**TASK OBJECTIVE**
Copy each line below that contains "partículas".

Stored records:
------------------------------------------------------------

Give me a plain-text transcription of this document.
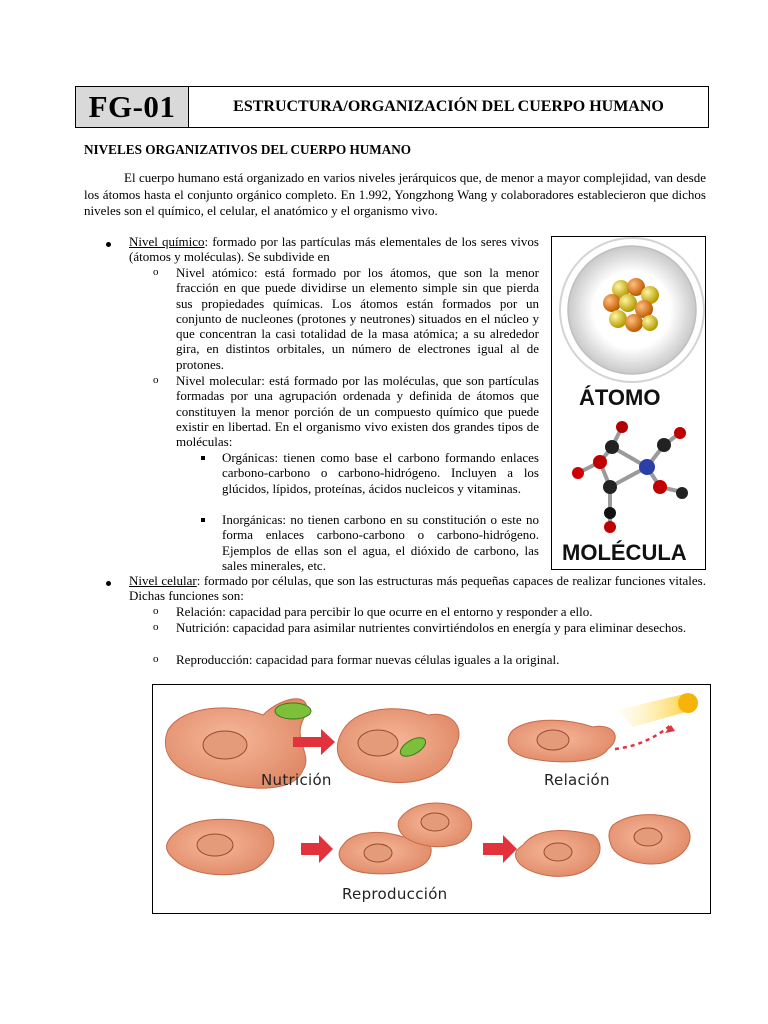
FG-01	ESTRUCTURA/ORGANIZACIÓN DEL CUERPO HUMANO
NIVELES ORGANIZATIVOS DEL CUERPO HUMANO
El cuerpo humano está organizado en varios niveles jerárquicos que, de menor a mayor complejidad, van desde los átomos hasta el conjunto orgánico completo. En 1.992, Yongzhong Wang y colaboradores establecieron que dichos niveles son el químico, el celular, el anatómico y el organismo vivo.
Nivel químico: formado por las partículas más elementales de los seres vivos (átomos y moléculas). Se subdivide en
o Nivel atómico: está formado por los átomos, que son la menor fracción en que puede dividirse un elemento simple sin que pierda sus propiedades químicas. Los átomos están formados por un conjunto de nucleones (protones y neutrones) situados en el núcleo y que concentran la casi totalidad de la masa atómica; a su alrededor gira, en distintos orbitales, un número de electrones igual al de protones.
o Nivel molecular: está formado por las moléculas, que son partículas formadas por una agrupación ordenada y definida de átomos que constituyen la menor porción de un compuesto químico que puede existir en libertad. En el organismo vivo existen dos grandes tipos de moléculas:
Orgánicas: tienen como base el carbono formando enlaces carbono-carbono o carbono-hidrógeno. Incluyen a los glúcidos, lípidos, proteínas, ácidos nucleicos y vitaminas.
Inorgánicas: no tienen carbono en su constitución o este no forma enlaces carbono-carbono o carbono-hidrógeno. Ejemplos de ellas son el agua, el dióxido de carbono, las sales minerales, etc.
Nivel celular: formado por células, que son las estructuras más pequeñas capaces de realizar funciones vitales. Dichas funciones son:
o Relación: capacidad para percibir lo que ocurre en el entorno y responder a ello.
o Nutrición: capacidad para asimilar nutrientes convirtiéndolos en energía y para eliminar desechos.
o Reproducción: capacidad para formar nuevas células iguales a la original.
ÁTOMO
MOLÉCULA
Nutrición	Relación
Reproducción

------------------------------------------------------------

**TASK OUTPUT**
Nivel químico: formado por las partículas más elementales de los seres vivos (átomos y moléculas). Se subdivide en
o Nivel molecular: está formado por las moléculas, que son partículas formadas por una agrupación ordenada y definida de átomos que constituyen la menor porción de un compuesto químico que puede existir en libertad. En el organismo vivo existen dos grandes tipos de moléculas:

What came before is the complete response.